> [GIVEN INSTRUCTION] Within the material below, find each line bearing the word "betalingen" and present it.

> [DATA FOR THE TASK]
— Start —

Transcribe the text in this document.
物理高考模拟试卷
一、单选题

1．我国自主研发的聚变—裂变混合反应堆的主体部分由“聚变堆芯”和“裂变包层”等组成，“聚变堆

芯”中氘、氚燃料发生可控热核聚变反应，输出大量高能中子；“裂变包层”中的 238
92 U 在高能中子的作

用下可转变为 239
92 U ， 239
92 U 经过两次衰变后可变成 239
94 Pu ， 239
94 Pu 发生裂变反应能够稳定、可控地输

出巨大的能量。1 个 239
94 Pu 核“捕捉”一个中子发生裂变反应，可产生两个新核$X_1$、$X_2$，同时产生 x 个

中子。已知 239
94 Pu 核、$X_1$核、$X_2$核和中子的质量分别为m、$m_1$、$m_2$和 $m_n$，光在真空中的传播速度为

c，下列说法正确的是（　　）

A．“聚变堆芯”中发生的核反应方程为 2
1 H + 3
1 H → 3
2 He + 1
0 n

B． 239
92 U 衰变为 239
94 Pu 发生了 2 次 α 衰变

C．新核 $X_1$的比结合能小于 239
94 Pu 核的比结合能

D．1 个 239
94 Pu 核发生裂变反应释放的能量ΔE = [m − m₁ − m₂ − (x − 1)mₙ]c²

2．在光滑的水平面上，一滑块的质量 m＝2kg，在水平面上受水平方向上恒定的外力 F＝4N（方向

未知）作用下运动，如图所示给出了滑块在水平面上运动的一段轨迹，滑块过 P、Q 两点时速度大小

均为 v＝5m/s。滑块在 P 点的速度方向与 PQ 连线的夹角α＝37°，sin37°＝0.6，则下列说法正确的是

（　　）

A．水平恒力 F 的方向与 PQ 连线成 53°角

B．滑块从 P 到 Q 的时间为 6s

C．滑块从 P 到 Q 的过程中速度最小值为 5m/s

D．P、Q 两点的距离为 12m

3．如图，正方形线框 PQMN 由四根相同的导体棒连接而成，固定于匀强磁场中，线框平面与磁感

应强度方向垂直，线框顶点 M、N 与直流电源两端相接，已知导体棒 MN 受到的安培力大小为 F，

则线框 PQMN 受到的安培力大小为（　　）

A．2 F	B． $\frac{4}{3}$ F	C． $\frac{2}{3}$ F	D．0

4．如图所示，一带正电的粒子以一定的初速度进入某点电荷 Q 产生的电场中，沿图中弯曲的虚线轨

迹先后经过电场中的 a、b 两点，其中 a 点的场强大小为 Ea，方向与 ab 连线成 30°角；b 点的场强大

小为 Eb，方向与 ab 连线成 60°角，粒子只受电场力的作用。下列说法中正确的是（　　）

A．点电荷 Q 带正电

— End —
— Start —

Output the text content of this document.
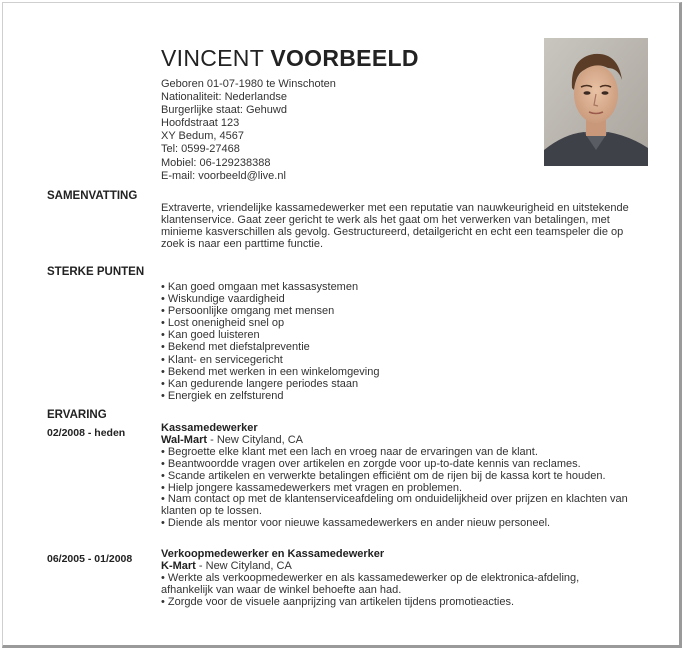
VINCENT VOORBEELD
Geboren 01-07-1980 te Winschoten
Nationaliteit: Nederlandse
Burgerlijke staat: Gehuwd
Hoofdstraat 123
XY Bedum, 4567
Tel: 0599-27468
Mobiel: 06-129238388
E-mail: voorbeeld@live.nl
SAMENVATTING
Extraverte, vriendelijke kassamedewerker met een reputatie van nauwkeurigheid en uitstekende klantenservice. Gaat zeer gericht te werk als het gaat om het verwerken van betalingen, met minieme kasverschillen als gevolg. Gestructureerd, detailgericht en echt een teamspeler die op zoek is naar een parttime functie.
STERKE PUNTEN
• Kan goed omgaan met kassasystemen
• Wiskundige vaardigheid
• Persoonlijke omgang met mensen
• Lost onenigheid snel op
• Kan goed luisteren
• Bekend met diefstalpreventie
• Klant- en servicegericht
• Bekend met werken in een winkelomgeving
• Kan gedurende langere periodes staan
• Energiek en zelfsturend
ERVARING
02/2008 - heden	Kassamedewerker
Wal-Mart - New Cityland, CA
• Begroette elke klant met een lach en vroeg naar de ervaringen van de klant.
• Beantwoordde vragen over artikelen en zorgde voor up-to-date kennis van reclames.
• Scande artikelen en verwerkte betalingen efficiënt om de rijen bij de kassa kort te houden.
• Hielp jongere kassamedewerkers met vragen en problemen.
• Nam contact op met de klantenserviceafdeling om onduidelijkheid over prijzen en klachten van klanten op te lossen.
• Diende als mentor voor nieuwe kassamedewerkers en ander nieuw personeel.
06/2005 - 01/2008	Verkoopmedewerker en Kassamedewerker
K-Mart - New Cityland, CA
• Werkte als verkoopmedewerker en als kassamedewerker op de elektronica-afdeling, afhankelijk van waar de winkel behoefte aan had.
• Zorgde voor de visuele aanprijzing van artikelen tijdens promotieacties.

— End —

> [THE ANSWER]
Extraverte, vriendelijke kassamedewerker met een reputatie van nauwkeurigheid en uitstekende klantenservice. Gaat zeer gericht te werk als het gaat om het verwerken van betalingen, met minieme kasverschillen als gevolg. Gestructureerd, detailgericht en echt een teamspeler die op zoek is naar een parttime functie.
• Scande artikelen en verwerkte betalingen efficiënt om de rijen bij de kassa kort te houden.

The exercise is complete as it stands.